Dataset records

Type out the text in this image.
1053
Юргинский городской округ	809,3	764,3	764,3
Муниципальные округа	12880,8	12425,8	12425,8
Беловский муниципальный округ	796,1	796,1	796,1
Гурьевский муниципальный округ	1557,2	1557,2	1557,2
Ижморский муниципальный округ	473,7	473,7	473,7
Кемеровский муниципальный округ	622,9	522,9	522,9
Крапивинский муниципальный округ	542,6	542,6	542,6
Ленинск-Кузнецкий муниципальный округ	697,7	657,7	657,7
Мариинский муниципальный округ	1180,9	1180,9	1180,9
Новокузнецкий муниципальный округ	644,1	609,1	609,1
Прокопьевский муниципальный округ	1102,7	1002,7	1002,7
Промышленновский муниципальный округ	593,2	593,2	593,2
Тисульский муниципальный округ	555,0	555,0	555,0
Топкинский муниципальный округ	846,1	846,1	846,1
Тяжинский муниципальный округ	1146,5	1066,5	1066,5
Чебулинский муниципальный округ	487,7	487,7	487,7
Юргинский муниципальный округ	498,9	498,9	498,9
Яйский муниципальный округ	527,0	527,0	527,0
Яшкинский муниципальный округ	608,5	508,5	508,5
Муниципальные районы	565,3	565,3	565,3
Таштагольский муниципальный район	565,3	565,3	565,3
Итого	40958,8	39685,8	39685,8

**Exercise details:** Every record shown above must be echoed exactly.

**Output for this task:**
Type out the text in this image.
1053
Юргинский городской округ	809,3	764,3	764,3
Муниципальные округа	12880,8	12425,8	12425,8
Беловский муниципальный округ	796,1	796,1	796,1
Гурьевский муниципальный округ	1557,2	1557,2	1557,2
Ижморский муниципальный округ	473,7	473,7	473,7
Кемеровский муниципальный округ	622,9	522,9	522,9
Крапивинский муниципальный округ	542,6	542,6	542,6
Ленинск-Кузнецкий муниципальный округ	697,7	657,7	657,7
Мариинский муниципальный округ	1180,9	1180,9	1180,9
Новокузнецкий муниципальный округ	644,1	609,1	609,1
Прокопьевский муниципальный округ	1102,7	1002,7	1002,7
Промышленновский муниципальный округ	593,2	593,2	593,2
Тисульский муниципальный округ	555,0	555,0	555,0
Топкинский муниципальный округ	846,1	846,1	846,1
Тяжинский муниципальный округ	1146,5	1066,5	1066,5
Чебулинский муниципальный округ	487,7	487,7	487,7
Юргинский муниципальный округ	498,9	498,9	498,9
Яйский муниципальный округ	527,0	527,0	527,0
Яшкинский муниципальный округ	608,5	508,5	508,5
Муниципальные районы	565,3	565,3	565,3
Таштагольский муниципальный район	565,3	565,3	565,3
Итого	40958,8	39685,8	39685,8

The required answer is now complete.